Objective:
The records that follow are to be repeated without alteration.
━━ Task input
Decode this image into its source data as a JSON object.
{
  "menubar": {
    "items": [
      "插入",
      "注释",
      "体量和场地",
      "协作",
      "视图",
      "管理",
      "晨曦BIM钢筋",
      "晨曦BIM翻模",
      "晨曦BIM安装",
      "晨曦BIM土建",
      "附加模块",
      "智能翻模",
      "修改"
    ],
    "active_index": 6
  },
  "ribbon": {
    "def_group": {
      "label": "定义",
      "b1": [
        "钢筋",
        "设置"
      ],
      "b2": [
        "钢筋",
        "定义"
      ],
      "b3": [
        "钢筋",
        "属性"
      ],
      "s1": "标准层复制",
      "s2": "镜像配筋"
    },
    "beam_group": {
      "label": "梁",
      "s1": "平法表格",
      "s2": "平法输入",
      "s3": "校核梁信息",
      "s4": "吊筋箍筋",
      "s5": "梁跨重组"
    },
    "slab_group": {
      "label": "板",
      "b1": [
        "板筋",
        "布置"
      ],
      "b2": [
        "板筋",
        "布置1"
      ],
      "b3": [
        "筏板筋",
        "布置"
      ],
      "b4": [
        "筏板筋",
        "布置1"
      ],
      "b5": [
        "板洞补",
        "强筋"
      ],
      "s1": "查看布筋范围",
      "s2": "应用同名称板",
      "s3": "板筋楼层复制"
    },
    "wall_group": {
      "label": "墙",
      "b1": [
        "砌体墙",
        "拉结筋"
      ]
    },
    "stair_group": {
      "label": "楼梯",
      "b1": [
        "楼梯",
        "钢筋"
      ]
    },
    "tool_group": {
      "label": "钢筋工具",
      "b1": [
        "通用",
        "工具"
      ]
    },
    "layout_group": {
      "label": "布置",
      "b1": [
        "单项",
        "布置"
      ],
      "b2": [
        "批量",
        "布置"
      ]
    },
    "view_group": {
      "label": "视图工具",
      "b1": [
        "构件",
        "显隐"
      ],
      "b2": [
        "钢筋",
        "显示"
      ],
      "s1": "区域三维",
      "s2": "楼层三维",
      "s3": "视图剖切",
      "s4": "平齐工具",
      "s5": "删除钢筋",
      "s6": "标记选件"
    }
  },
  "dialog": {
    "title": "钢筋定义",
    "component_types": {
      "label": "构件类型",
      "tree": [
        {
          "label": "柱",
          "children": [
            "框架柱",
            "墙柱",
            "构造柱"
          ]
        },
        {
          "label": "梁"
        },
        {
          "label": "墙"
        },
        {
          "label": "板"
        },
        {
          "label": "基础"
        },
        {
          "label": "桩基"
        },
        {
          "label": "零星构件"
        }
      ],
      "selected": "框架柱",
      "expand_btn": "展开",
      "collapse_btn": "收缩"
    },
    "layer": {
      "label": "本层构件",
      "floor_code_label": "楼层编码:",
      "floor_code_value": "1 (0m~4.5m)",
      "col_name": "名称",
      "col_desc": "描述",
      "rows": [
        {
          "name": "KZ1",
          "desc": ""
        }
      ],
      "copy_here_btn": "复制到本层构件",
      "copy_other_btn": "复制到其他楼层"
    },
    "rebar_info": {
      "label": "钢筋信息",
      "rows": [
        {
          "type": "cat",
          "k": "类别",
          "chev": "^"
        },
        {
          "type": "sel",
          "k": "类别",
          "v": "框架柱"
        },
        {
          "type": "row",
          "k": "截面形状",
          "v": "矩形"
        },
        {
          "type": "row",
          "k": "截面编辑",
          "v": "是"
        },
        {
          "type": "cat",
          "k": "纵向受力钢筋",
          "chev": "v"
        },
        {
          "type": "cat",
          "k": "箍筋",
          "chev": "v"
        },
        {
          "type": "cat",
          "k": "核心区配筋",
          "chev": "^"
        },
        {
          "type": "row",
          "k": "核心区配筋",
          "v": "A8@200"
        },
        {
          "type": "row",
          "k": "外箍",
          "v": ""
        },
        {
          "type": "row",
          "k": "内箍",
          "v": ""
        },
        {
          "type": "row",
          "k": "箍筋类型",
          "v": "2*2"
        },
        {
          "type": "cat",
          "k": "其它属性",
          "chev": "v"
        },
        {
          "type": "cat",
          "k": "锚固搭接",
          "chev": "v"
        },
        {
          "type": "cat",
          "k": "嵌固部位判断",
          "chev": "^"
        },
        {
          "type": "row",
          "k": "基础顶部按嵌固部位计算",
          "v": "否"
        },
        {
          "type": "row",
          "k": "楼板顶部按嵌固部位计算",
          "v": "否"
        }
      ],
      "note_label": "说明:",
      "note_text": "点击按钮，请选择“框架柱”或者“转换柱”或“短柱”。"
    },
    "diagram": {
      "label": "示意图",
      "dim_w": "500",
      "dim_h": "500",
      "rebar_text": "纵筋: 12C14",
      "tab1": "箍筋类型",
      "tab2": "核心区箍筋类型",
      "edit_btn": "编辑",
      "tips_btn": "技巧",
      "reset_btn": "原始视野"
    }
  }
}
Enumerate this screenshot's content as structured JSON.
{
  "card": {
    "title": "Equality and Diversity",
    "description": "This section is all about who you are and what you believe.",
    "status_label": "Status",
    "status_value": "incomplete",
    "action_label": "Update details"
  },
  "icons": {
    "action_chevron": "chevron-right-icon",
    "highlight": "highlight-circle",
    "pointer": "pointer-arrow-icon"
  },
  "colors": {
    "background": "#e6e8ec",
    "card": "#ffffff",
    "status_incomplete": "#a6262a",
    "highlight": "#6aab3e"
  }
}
━━━━
Response to the exercise:
Decode this image into its source data as a JSON object.
{
  "menubar": {
    "items": [
      "插入",
      "注释",
      "体量和场地",
      "协作",
      "视图",
      "管理",
      "晨曦BIM钢筋",
      "晨曦BIM翻模",
      "晨曦BIM安装",
      "晨曦BIM土建",
      "附加模块",
      "智能翻模",
      "修改"
    ],
    "active_index": 6
  },
  "ribbon": {
    "def_group": {
      "label": "定义",
      "b1": [
        "钢筋",
        "设置"
      ],
      "b2": [
        "钢筋",
        "定义"
      ],
      "b3": [
        "钢筋",
        "属性"
      ],
      "s1": "标准层复制",
      "s2": "镜像配筋"
    },
    "beam_group": {
      "label": "梁",
      "s1": "平法表格",
      "s2": "平法输入",
      "s3": "校核梁信息",
      "s4": "吊筋箍筋",
      "s5": "梁跨重组"
    },
    "slab_group": {
      "label": "板",
      "b1": [
        "板筋",
        "布置"
      ],
      "b2": [
        "板筋",
        "布置1"
      ],
      "b3": [
        "筏板筋",
        "布置"
      ],
      "b4": [
        "筏板筋",
        "布置1"
      ],
      "b5": [
        "板洞补",
        "强筋"
      ],
      "s1": "查看布筋范围",
      "s2": "应用同名称板",
      "s3": "板筋楼层复制"
    },
    "wall_group": {
      "label": "墙",
      "b1": [
        "砌体墙",
        "拉结筋"
      ]
    },
    "stair_group": {
      "label": "楼梯",
      "b1": [
        "楼梯",
        "钢筋"
      ]
    },
    "tool_group": {
      "label": "钢筋工具",
      "b1": [
        "通用",
        "工具"
      ]
    },
    "layout_group": {
      "label": "布置",
      "b1": [
        "单项",
        "布置"
      ],
      "b2": [
        "批量",
        "布置"
      ]
    },
    "view_group": {
      "label": "视图工具",
      "b1": [
        "构件",
        "显隐"
      ],
      "b2": [
        "钢筋",
        "显示"
      ],
      "s1": "区域三维",
      "s2": "楼层三维",
      "s3": "视图剖切",
      "s4": "平齐工具",
      "s5": "删除钢筋",
      "s6": "标记选件"
    }
  },
  "dialog": {
    "title": "钢筋定义",
    "component_types": {
      "label": "构件类型",
      "tree": [
        {
          "label": "柱",
          "children": [
            "框架柱",
            "墙柱",
            "构造柱"
          ]
        },
        {
          "label": "梁"
        },
        {
          "label": "墙"
        },
        {
          "label": "板"
        },
        {
          "label": "基础"
        },
        {
          "label": "桩基"
        },
        {
          "label": "零星构件"
        }
      ],
      "selected": "框架柱",
      "expand_btn": "展开",
      "collapse_btn": "收缩"
    },
    "layer": {
      "label": "本层构件",
      "floor_code_label": "楼层编码:",
      "floor_code_value": "1 (0m~4.5m)",
      "col_name": "名称",
      "col_desc": "描述",
      "rows": [
        {
          "name": "KZ1",
          "desc": ""
        }
      ],
      "copy_here_btn": "复制到本层构件",
      "copy_other_btn": "复制到其他楼层"
    },
    "rebar_info": {
      "label": "钢筋信息",
      "rows": [
        {
          "type": "cat",
          "k": "类别",
          "chev": "^"
        },
        {
          "type": "sel",
          "k": "类别",
          "v": "框架柱"
        },
        {
          "type": "row",
          "k": "截面形状",
          "v": "矩形"
        },
        {
          "type": "row",
          "k": "截面编辑",
          "v": "是"
        },
        {
          "type": "cat",
          "k": "纵向受力钢筋",
          "chev": "v"
        },
        {
          "type": "cat",
          "k": "箍筋",
          "chev": "v"
        },
        {
          "type": "cat",
          "k": "核心区配筋",
          "chev": "^"
        },
        {
          "type": "row",
          "k": "核心区配筋",
          "v": "A8@200"
        },
        {
          "type": "row",
          "k": "外箍",
          "v": ""
        },
        {
          "type": "row",
          "k": "内箍",
          "v": ""
        },
        {
          "type": "row",
          "k": "箍筋类型",
          "v": "2*2"
        },
        {
          "type": "cat",
          "k": "其它属性",
          "chev": "v"
        },
        {
          "type": "cat",
          "k": "锚固搭接",
          "chev": "v"
        },
        {
          "type": "cat",
          "k": "嵌固部位判断",
          "chev": "^"
        },
        {
          "type": "row",
          "k": "基础顶部按嵌固部位计算",
          "v": "否"
        },
        {
          "type": "row",
          "k": "楼板顶部按嵌固部位计算",
          "v": "否"
        }
      ],
      "note_label": "说明:",
      "note_text": "点击按钮，请选择“框架柱”或者“转换柱”或“短柱”。"
    },
    "diagram": {
      "label": "示意图",
      "dim_w": "500",
      "dim_h": "500",
      "rebar_text": "纵筋: 12C14",
      "tab1": "箍筋类型",
      "tab2": "核心区箍筋类型",
      "edit_btn": "编辑",
      "tips_btn": "技巧",
      "reset_btn": "原始视野"
    }
  }
}
Enumerate this screenshot's content as structured JSON.
{
  "card": {
    "title": "Equality and Diversity",
    "description": "This section is all about who you are and what you believe.",
    "status_label": "Status",
    "status_value": "incomplete",
    "action_label": "Update details"
  },
  "icons": {
    "action_chevron": "chevron-right-icon",
    "highlight": "highlight-circle",
    "pointer": "pointer-arrow-icon"
  },
  "colors": {
    "background": "#e6e8ec",
    "card": "#ffffff",
    "status_incomplete": "#a6262a",
    "highlight": "#6aab3e"
  }
}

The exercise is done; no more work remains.